**Saved data entries**
(begin)
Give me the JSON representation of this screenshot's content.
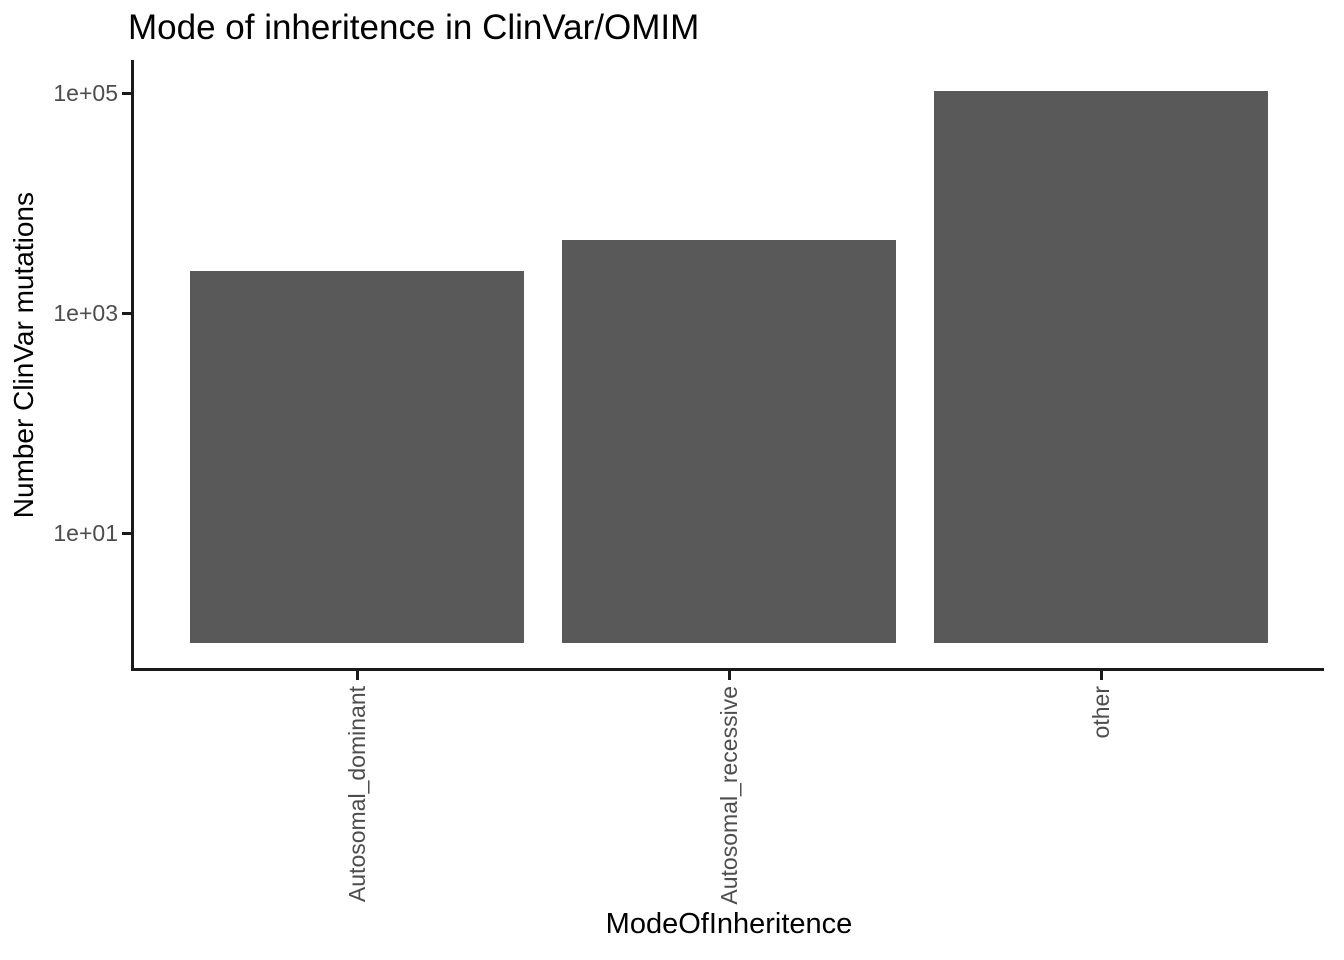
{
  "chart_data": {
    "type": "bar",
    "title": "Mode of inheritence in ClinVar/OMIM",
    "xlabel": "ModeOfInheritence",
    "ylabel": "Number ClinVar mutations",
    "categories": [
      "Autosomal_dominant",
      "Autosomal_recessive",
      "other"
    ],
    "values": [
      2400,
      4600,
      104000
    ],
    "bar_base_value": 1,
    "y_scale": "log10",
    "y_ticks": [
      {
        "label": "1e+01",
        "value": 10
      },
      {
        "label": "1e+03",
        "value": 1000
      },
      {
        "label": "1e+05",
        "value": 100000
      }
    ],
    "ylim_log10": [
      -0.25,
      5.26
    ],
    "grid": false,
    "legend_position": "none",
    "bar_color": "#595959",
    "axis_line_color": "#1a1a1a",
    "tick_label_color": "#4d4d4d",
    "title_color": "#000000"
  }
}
(end)
**Task brief**
Every line of the data should be copied as it stands, without the images.

**Task response**
Give me the JSON representation of this screenshot's content.
{
  "chart_data": {
    "type": "bar",
    "title": "Mode of inheritence in ClinVar/OMIM",
    "xlabel": "ModeOfInheritence",
    "ylabel": "Number ClinVar mutations",
    "categories": [
      "Autosomal_dominant",
      "Autosomal_recessive",
      "other"
    ],
    "values": [
      2400,
      4600,
      104000
    ],
    "bar_base_value": 1,
    "y_scale": "log10",
    "y_ticks": [
      {
        "label": "1e+01",
        "value": 10
      },
      {
        "label": "1e+03",
        "value": 1000
      },
      {
        "label": "1e+05",
        "value": 100000
      }
    ],
    "ylim_log10": [
      -0.25,
      5.26
    ],
    "grid": false,
    "legend_position": "none",
    "bar_color": "#595959",
    "axis_line_color": "#1a1a1a",
    "tick_label_color": "#4d4d4d",
    "title_color": "#000000"
  }
}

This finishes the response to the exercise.